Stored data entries

## begin

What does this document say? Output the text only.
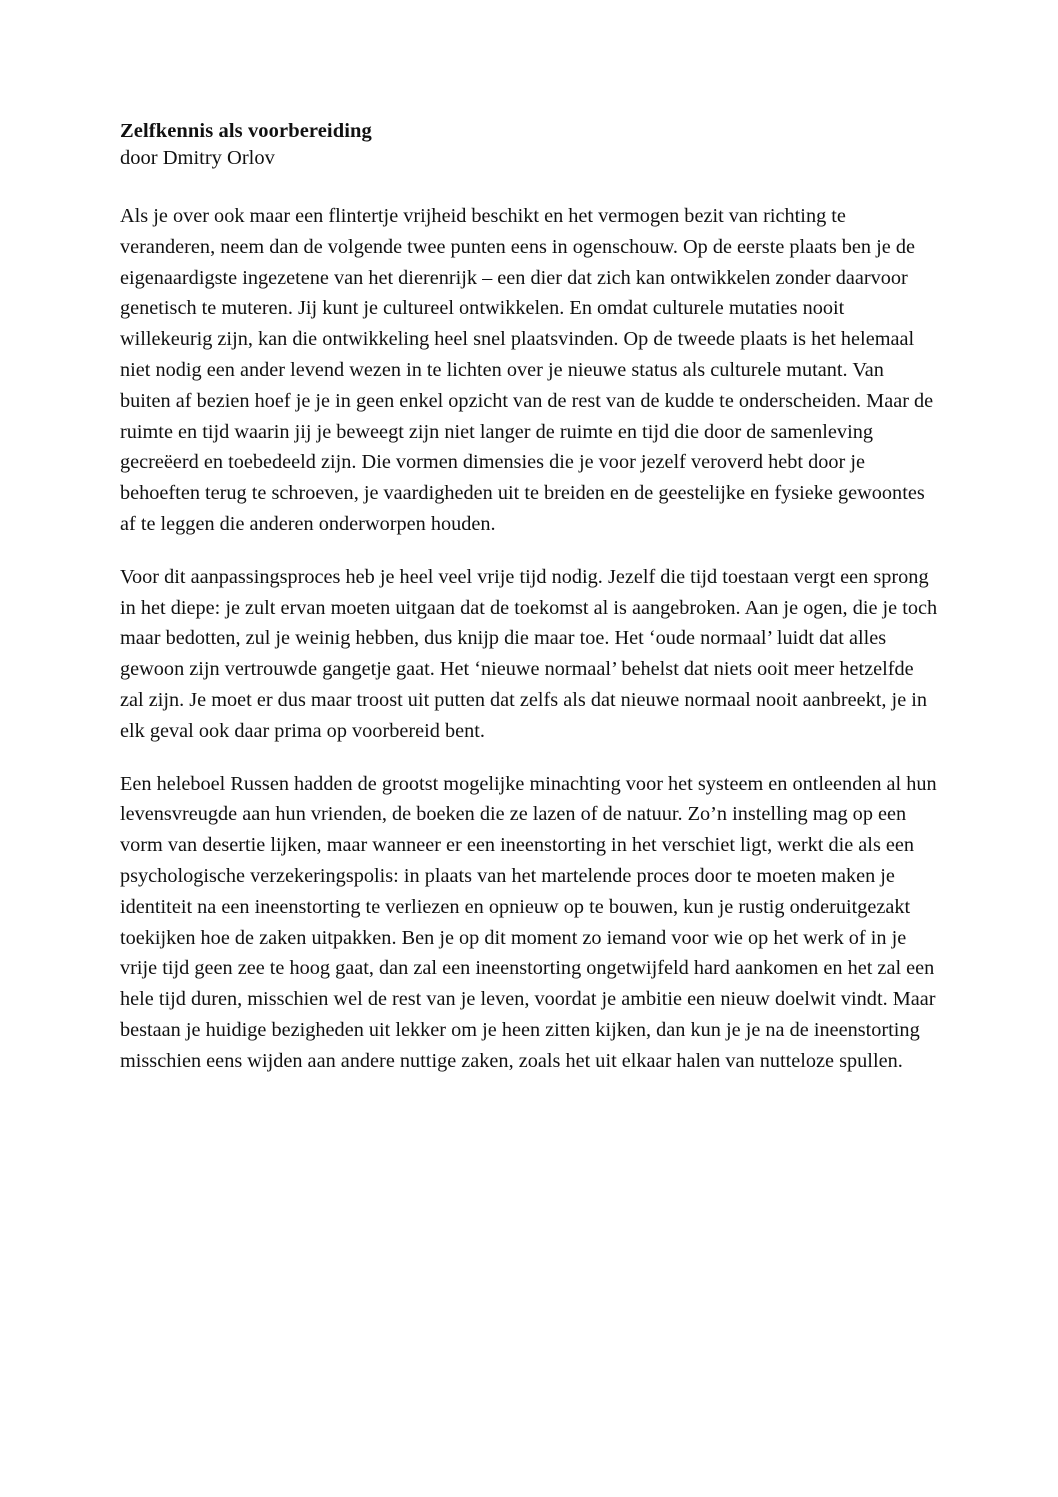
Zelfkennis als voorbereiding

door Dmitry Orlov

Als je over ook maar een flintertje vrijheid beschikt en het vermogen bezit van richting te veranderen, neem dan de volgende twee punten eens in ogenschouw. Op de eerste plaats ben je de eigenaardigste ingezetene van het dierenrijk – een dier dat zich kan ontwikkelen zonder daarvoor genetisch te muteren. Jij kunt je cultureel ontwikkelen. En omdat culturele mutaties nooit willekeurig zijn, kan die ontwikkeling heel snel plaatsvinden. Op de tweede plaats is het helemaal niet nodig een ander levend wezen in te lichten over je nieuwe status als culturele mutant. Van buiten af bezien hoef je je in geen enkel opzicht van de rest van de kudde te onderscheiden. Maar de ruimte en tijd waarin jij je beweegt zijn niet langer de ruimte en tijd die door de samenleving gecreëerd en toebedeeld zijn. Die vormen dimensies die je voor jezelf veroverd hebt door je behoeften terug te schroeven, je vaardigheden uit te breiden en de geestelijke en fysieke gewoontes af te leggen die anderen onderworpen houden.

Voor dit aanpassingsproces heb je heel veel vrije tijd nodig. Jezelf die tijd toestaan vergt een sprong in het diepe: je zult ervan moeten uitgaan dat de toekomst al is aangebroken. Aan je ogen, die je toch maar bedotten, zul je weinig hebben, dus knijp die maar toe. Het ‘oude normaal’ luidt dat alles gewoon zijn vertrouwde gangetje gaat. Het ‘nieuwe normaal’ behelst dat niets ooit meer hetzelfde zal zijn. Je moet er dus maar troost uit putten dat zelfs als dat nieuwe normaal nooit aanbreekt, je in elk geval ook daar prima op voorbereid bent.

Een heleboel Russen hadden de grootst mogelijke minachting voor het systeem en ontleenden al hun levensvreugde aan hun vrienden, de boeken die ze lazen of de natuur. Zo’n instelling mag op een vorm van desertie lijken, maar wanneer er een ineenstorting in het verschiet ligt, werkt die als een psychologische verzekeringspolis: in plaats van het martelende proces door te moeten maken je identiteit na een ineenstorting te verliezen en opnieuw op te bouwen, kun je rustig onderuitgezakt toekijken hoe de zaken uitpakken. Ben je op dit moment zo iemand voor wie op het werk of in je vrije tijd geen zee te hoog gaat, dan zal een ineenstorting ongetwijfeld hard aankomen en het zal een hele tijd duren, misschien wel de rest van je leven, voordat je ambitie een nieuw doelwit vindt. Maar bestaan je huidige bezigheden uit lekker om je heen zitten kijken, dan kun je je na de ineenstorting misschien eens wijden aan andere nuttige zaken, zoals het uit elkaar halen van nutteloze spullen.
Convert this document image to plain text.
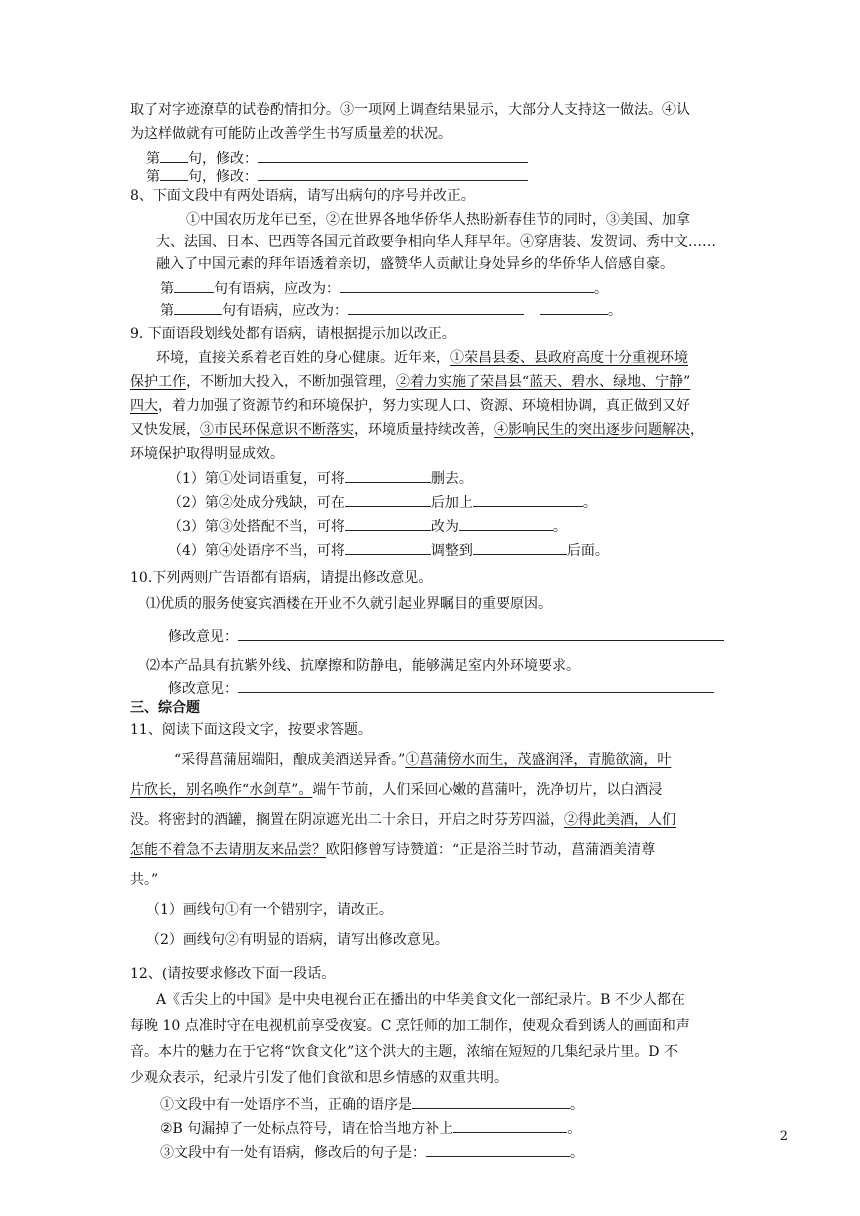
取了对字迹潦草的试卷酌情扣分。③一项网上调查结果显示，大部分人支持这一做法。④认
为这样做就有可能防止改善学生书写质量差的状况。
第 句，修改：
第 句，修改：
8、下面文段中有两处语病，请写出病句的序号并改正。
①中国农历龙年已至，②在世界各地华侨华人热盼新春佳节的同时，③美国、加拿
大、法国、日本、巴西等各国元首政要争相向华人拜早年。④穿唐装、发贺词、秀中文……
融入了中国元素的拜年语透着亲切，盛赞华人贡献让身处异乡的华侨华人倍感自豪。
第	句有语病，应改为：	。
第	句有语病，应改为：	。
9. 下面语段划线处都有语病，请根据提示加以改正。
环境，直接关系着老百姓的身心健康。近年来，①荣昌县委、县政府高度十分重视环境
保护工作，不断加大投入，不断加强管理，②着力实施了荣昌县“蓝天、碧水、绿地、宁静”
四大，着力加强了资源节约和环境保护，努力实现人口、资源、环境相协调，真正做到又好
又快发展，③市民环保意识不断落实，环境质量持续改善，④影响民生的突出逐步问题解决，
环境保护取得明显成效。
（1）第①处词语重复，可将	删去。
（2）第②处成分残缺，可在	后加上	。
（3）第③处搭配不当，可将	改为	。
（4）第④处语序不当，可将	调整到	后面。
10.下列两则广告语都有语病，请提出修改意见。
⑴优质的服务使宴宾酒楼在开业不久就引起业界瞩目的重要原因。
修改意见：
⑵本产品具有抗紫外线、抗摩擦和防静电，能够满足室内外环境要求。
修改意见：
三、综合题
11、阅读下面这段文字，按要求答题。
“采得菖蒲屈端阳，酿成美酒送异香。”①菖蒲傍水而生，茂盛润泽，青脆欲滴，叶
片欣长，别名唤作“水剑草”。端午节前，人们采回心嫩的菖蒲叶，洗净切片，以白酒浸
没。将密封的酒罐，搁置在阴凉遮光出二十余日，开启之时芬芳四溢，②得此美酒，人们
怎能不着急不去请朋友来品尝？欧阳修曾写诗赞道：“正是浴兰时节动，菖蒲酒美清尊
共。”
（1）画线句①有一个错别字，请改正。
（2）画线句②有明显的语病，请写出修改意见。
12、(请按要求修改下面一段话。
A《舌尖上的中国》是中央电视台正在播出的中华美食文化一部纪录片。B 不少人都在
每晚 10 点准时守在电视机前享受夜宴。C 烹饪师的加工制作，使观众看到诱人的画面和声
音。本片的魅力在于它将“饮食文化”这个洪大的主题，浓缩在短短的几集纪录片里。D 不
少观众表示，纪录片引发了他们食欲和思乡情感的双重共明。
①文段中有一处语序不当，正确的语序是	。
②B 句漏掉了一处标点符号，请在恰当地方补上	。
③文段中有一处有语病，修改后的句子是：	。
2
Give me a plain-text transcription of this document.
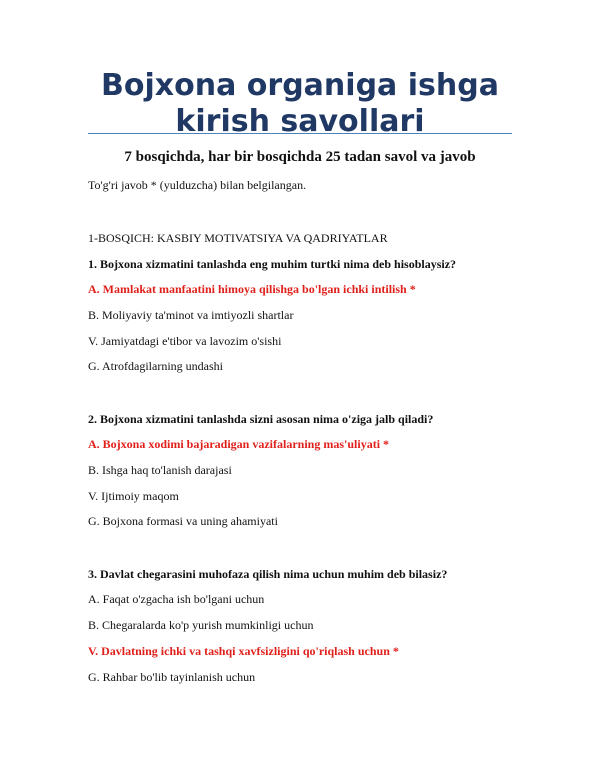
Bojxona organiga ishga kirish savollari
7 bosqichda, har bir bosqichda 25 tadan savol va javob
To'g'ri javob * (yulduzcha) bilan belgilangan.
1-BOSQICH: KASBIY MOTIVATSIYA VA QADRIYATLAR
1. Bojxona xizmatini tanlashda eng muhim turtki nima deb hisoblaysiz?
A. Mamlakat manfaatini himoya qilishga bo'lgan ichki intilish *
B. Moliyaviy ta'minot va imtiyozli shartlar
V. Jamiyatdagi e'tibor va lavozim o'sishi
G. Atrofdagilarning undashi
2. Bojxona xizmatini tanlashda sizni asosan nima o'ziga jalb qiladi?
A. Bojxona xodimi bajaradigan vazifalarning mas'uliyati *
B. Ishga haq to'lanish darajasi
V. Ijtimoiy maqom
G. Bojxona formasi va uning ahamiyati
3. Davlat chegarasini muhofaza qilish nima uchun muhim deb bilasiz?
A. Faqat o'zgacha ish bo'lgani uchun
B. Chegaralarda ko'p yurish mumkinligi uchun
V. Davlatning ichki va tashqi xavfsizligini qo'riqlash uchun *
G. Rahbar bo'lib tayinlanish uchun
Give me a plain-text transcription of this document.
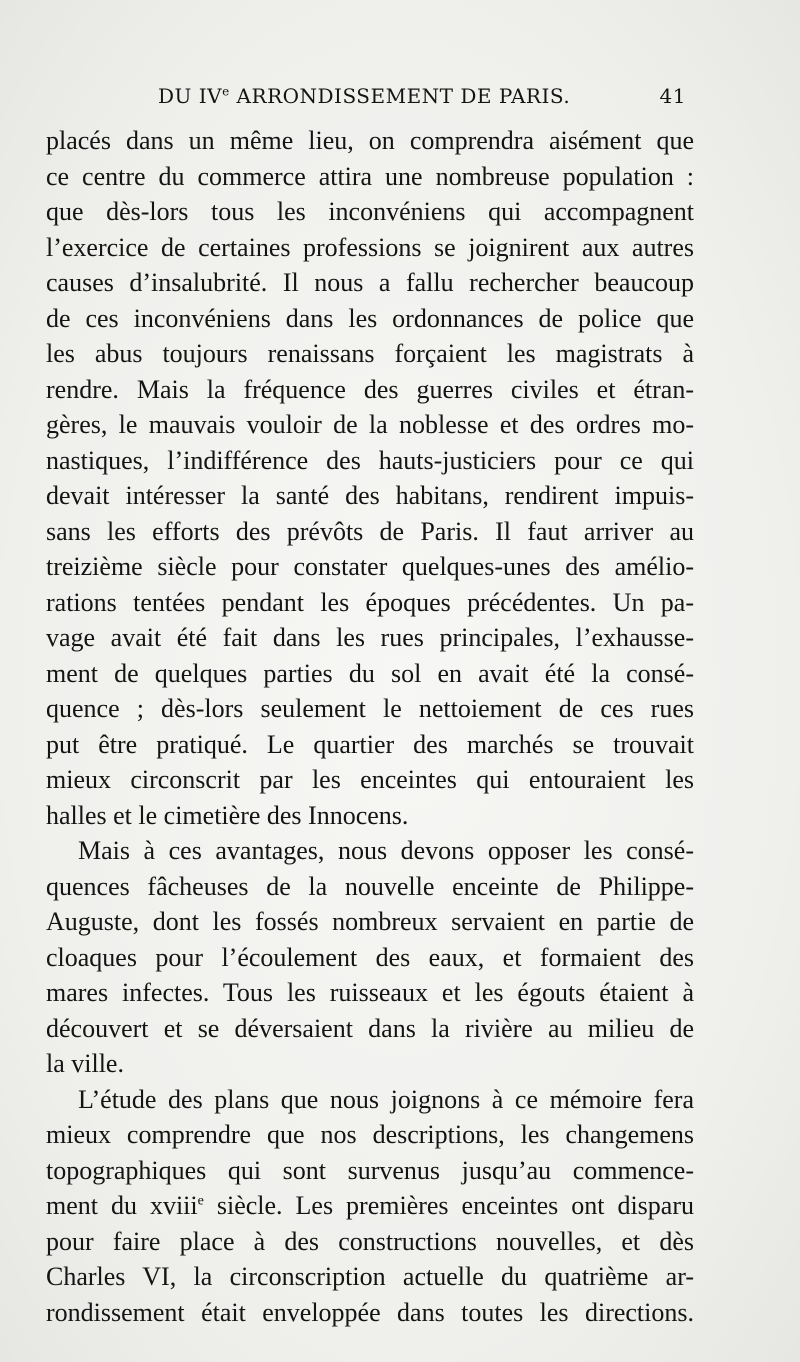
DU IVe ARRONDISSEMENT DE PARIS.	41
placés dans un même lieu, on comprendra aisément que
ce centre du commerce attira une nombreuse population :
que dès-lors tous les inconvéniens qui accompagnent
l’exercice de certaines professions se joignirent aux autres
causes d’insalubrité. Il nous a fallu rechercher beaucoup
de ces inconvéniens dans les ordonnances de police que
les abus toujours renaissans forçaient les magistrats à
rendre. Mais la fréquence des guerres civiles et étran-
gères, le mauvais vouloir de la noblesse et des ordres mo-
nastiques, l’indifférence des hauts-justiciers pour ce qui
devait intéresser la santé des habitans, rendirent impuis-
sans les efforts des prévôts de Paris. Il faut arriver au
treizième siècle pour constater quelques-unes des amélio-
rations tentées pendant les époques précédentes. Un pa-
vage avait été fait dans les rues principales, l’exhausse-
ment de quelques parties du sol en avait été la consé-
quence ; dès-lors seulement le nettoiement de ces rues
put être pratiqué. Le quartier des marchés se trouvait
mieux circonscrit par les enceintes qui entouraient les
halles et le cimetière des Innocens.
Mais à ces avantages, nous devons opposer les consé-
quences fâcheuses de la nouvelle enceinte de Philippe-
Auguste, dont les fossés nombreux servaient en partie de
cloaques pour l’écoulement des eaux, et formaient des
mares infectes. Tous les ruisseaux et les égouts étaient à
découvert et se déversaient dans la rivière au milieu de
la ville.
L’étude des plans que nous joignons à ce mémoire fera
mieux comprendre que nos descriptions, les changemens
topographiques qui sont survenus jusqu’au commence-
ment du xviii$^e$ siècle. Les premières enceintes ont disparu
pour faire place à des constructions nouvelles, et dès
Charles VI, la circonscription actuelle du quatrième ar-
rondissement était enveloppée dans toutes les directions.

## end

**Given exercise:** Identify the lines above that contain the word "dans", then copy them.

**Written response:**
placés dans un même lieu, on comprendra aisément que
de ces inconvéniens dans les ordonnances de police que
vage avait été fait dans les rues principales, l’exhausse-
découvert et se déversaient dans la rivière au milieu de
rondissement était enveloppée dans toutes les directions.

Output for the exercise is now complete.